Pull each line holding "испытаний" out of the entries below.

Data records

----------

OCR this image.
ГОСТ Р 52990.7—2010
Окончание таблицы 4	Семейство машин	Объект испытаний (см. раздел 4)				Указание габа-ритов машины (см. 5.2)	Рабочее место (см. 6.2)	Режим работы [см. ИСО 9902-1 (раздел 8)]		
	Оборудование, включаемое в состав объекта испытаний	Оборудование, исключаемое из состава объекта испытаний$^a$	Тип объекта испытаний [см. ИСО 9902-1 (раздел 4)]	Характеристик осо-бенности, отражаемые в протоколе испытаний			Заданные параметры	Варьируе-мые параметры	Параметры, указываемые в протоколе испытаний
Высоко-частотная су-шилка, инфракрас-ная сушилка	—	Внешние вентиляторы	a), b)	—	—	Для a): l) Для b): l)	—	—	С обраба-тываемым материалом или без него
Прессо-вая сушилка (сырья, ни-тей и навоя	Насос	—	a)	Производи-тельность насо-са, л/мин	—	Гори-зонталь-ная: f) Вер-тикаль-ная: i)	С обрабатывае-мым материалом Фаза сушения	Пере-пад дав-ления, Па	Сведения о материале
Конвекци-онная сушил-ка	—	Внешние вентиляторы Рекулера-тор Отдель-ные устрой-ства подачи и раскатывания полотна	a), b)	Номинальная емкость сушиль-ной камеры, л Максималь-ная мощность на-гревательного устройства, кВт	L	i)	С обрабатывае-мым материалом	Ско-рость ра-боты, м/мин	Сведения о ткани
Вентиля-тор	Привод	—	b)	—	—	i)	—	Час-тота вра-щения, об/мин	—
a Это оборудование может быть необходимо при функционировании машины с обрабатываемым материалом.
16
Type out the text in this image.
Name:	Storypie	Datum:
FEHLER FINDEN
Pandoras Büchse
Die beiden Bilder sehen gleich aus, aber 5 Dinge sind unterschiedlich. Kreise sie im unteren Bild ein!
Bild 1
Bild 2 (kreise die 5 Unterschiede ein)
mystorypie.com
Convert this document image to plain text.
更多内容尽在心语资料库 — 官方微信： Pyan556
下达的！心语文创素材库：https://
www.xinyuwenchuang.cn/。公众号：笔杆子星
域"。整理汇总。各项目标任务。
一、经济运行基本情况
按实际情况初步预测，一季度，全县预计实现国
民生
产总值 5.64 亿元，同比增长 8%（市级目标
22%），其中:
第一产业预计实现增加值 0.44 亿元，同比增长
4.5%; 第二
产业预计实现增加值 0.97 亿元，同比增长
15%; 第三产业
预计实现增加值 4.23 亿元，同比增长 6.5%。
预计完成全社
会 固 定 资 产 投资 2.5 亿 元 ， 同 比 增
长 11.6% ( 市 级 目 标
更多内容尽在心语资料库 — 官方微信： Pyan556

----------

**Solution to the problem**
Окончание таблицы 4	Семейство машин	Объект испытаний (см. раздел 4)				Указание габа-ритов машины (см. 5.2)	Рабочее место (см. 6.2)	Режим работы [см. ИСО 9902-1 (раздел 8)]		
	Оборудование, включаемое в состав объекта испытаний	Оборудование, исключаемое из состава объекта испытаний$^a$	Тип объекта испытаний [см. ИСО 9902-1 (раздел 4)]	Характеристик осо-бенности, отражаемые в протоколе испытаний			Заданные параметры	Варьируе-мые параметры	Параметры, указываемые в протоколе испытаний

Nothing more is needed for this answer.